[What you should do] Repeat the material exactly, every line of it.

□ □ □ □ □ □ □

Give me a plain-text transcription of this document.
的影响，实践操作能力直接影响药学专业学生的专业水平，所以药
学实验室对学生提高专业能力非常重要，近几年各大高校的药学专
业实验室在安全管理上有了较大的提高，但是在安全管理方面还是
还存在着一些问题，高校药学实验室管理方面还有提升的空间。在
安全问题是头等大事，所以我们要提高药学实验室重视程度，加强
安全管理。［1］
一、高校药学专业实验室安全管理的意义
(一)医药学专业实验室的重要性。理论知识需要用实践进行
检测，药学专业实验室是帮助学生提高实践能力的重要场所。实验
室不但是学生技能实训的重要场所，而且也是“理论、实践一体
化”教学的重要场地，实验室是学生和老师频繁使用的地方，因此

□ □ □ □ □ □ □

[Completed exercise]
Give me a plain-text transcription of this document.
的影响，实践操作能力直接影响药学专业学生的专业水平，所以药
学实验室对学生提高专业能力非常重要，近几年各大高校的药学专
业实验室在安全管理上有了较大的提高，但是在安全管理方面还是
还存在着一些问题，高校药学实验室管理方面还有提升的空间。在
安全问题是头等大事，所以我们要提高药学实验室重视程度，加强
安全管理。［1］
一、高校药学专业实验室安全管理的意义
(一)医药学专业实验室的重要性。理论知识需要用实践进行
检测，药学专业实验室是帮助学生提高实践能力的重要场所。实验
室不但是学生技能实训的重要场所，而且也是“理论、实践一体
化”教学的重要场地，实验室是学生和老师频繁使用的地方，因此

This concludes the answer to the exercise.